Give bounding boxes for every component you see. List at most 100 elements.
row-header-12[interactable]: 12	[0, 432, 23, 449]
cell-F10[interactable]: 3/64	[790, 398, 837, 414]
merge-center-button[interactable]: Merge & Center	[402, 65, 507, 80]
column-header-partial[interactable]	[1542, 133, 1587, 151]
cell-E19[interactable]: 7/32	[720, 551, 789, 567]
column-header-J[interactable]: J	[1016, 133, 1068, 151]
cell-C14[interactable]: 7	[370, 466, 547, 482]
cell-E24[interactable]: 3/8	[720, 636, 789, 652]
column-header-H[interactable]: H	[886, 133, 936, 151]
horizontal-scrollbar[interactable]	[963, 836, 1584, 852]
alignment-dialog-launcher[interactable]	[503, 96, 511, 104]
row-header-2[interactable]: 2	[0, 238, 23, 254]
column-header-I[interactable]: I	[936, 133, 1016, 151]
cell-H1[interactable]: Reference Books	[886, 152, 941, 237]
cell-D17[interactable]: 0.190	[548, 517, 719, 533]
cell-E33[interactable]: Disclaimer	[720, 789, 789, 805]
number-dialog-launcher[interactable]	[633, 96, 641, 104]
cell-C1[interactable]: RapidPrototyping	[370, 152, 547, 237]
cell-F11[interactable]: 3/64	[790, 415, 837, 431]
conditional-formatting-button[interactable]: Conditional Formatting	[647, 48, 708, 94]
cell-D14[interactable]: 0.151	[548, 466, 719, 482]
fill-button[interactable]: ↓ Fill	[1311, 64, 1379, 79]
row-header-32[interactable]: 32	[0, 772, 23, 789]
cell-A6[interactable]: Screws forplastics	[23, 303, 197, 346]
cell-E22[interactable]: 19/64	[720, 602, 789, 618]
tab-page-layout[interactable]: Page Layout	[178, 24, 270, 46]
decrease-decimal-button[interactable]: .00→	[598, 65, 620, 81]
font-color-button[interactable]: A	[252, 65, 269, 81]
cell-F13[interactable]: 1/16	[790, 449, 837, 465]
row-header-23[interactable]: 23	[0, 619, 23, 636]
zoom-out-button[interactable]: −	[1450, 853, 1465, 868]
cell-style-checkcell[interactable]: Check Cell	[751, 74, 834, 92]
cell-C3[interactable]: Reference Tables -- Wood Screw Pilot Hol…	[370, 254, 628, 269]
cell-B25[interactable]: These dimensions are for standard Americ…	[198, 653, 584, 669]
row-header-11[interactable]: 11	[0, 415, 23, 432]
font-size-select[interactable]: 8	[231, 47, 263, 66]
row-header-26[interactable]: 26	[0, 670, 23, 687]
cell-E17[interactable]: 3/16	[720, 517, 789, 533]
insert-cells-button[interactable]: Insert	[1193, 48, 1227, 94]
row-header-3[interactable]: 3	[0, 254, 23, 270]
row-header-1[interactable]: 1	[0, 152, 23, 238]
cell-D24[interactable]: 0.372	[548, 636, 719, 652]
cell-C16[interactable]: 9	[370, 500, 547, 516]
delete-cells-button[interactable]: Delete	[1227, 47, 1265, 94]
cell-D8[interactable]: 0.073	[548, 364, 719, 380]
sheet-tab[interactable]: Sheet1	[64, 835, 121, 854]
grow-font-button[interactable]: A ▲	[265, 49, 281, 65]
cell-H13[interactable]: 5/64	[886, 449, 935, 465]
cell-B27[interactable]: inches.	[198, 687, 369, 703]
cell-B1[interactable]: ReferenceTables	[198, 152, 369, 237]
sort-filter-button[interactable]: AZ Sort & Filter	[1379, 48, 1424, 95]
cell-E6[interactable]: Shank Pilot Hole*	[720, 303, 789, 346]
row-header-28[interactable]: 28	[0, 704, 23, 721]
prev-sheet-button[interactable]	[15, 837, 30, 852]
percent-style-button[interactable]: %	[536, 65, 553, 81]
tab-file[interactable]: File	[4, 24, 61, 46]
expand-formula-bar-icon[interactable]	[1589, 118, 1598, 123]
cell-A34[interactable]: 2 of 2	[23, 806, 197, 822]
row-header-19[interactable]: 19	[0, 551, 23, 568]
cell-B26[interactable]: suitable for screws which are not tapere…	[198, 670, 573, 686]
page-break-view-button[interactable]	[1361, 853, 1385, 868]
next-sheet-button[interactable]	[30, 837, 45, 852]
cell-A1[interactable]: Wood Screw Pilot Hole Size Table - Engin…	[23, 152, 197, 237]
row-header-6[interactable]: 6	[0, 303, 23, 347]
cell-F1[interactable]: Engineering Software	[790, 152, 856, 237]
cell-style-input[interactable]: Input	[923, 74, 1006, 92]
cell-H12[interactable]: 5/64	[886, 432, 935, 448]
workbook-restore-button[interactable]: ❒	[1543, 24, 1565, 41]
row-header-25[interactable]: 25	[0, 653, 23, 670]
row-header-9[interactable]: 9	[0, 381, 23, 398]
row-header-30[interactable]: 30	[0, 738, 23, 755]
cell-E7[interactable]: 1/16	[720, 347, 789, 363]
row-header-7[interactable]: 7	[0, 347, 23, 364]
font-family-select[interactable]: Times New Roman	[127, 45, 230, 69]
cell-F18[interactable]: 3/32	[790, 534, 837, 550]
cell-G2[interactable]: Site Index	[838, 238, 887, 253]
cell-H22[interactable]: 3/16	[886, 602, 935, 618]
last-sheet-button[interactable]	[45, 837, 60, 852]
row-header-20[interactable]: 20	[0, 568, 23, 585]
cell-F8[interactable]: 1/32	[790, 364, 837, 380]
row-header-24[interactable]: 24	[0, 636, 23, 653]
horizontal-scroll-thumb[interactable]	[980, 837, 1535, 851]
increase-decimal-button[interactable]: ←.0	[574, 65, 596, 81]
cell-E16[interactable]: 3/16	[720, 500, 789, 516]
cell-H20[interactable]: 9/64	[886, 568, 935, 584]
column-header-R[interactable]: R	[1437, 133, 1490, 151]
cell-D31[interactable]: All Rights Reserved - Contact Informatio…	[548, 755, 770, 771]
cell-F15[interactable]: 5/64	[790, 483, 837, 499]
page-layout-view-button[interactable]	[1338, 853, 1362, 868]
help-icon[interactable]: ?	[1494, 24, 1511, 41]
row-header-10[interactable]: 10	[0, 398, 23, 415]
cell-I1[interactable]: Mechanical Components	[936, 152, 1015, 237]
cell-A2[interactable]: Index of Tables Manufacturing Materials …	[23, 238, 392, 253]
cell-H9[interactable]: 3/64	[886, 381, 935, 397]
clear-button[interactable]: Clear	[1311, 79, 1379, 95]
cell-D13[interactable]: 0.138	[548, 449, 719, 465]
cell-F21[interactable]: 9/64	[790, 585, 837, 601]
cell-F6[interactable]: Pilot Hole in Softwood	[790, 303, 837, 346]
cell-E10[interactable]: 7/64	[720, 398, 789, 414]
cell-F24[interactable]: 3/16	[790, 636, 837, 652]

* [Goal]
Reproduce every line of the records above word for word and in the same order.

* [The output]
Give bounding boxes for every component you see. List at most 100 elements.
row-header-12[interactable]: 12	[0, 432, 23, 449]
cell-F10[interactable]: 3/64	[790, 398, 837, 414]
merge-center-button[interactable]: Merge & Center	[402, 65, 507, 80]
column-header-partial[interactable]	[1542, 133, 1587, 151]
cell-E19[interactable]: 7/32	[720, 551, 789, 567]
column-header-J[interactable]: J	[1016, 133, 1068, 151]
cell-C14[interactable]: 7	[370, 466, 547, 482]
cell-E24[interactable]: 3/8	[720, 636, 789, 652]
column-header-H[interactable]: H	[886, 133, 936, 151]
horizontal-scrollbar[interactable]	[963, 836, 1584, 852]
alignment-dialog-launcher[interactable]	[503, 96, 511, 104]
row-header-2[interactable]: 2	[0, 238, 23, 254]
column-header-I[interactable]: I	[936, 133, 1016, 151]
cell-H1[interactable]: Reference Books	[886, 152, 941, 237]
cell-D17[interactable]: 0.190	[548, 517, 719, 533]
cell-E33[interactable]: Disclaimer	[720, 789, 789, 805]
number-dialog-launcher[interactable]	[633, 96, 641, 104]
cell-C1[interactable]: RapidPrototyping	[370, 152, 547, 237]
cell-F11[interactable]: 3/64	[790, 415, 837, 431]
conditional-formatting-button[interactable]: Conditional Formatting	[647, 48, 708, 94]
cell-D14[interactable]: 0.151	[548, 466, 719, 482]
fill-button[interactable]: ↓ Fill	[1311, 64, 1379, 79]
row-header-32[interactable]: 32	[0, 772, 23, 789]
cell-A6[interactable]: Screws forplastics	[23, 303, 197, 346]
cell-E22[interactable]: 19/64	[720, 602, 789, 618]
tab-page-layout[interactable]: Page Layout	[178, 24, 270, 46]
decrease-decimal-button[interactable]: .00→	[598, 65, 620, 81]
font-color-button[interactable]: A	[252, 65, 269, 81]
cell-F13[interactable]: 1/16	[790, 449, 837, 465]
row-header-23[interactable]: 23	[0, 619, 23, 636]
zoom-out-button[interactable]: −	[1450, 853, 1465, 868]
cell-style-checkcell[interactable]: Check Cell	[751, 74, 834, 92]
cell-C3[interactable]: Reference Tables -- Wood Screw Pilot Hol…	[370, 254, 628, 269]
cell-B25[interactable]: These dimensions are for standard Americ…	[198, 653, 584, 669]
row-header-11[interactable]: 11	[0, 415, 23, 432]
font-size-select[interactable]: 8	[231, 47, 263, 66]
row-header-26[interactable]: 26	[0, 670, 23, 687]
cell-E17[interactable]: 3/16	[720, 517, 789, 533]
insert-cells-button[interactable]: Insert	[1193, 48, 1227, 94]
row-header-3[interactable]: 3	[0, 254, 23, 270]
row-header-1[interactable]: 1	[0, 152, 23, 238]
cell-D24[interactable]: 0.372	[548, 636, 719, 652]
cell-C16[interactable]: 9	[370, 500, 547, 516]
delete-cells-button[interactable]: Delete	[1227, 47, 1265, 94]
cell-D8[interactable]: 0.073	[548, 364, 719, 380]
sheet-tab[interactable]: Sheet1	[64, 835, 121, 854]
grow-font-button[interactable]: A ▲	[265, 49, 281, 65]
cell-H13[interactable]: 5/64	[886, 449, 935, 465]
cell-B27[interactable]: inches.	[198, 687, 369, 703]
cell-B1[interactable]: ReferenceTables	[198, 152, 369, 237]
sort-filter-button[interactable]: AZ Sort & Filter	[1379, 48, 1424, 95]
cell-E6[interactable]: Shank Pilot Hole*	[720, 303, 789, 346]
row-header-28[interactable]: 28	[0, 704, 23, 721]
prev-sheet-button[interactable]	[15, 837, 30, 852]
percent-style-button[interactable]: %	[536, 65, 553, 81]
tab-file[interactable]: File	[4, 24, 61, 46]
expand-formula-bar-icon[interactable]	[1589, 118, 1598, 123]
cell-A34[interactable]: 2 of 2	[23, 806, 197, 822]
row-header-19[interactable]: 19	[0, 551, 23, 568]
cell-B26[interactable]: suitable for screws which are not tapere…	[198, 670, 573, 686]
page-break-view-button[interactable]	[1361, 853, 1385, 868]
next-sheet-button[interactable]	[30, 837, 45, 852]
cell-A1[interactable]: Wood Screw Pilot Hole Size Table - Engin…	[23, 152, 197, 237]
row-header-6[interactable]: 6	[0, 303, 23, 347]
cell-F1[interactable]: Engineering Software	[790, 152, 856, 237]
cell-style-input[interactable]: Input	[923, 74, 1006, 92]
cell-H12[interactable]: 5/64	[886, 432, 935, 448]
workbook-restore-button[interactable]: ❒	[1543, 24, 1565, 41]
row-header-25[interactable]: 25	[0, 653, 23, 670]
row-header-9[interactable]: 9	[0, 381, 23, 398]
row-header-30[interactable]: 30	[0, 738, 23, 755]
cell-E7[interactable]: 1/16	[720, 347, 789, 363]
row-header-7[interactable]: 7	[0, 347, 23, 364]
font-family-select[interactable]: Times New Roman	[127, 45, 230, 69]
cell-F18[interactable]: 3/32	[790, 534, 837, 550]
cell-G2[interactable]: Site Index	[838, 238, 887, 253]
cell-H22[interactable]: 3/16	[886, 602, 935, 618]
last-sheet-button[interactable]	[45, 837, 60, 852]
row-header-20[interactable]: 20	[0, 568, 23, 585]
cell-F8[interactable]: 1/32	[790, 364, 837, 380]
row-header-24[interactable]: 24	[0, 636, 23, 653]
horizontal-scroll-thumb[interactable]	[980, 837, 1535, 851]
increase-decimal-button[interactable]: ←.0	[574, 65, 596, 81]
cell-E16[interactable]: 3/16	[720, 500, 789, 516]
cell-H20[interactable]: 9/64	[886, 568, 935, 584]
column-header-R[interactable]: R	[1437, 133, 1490, 151]
cell-D31[interactable]: All Rights Reserved - Contact Informatio…	[548, 755, 770, 771]
cell-F15[interactable]: 5/64	[790, 483, 837, 499]
page-layout-view-button[interactable]	[1338, 853, 1362, 868]
help-icon[interactable]: ?	[1494, 24, 1511, 41]
row-header-10[interactable]: 10	[0, 398, 23, 415]
cell-I1[interactable]: Mechanical Components	[936, 152, 1015, 237]
cell-A2[interactable]: Index of Tables Manufacturing Materials …	[23, 238, 392, 253]
cell-H9[interactable]: 3/64	[886, 381, 935, 397]
clear-button[interactable]: Clear	[1311, 79, 1379, 95]
cell-D13[interactable]: 0.138	[548, 449, 719, 465]
cell-F21[interactable]: 9/64	[790, 585, 837, 601]
cell-F6[interactable]: Pilot Hole in Softwood	[790, 303, 837, 346]
cell-E10[interactable]: 7/64	[720, 398, 789, 414]
cell-F24[interactable]: 3/16	[790, 636, 837, 652]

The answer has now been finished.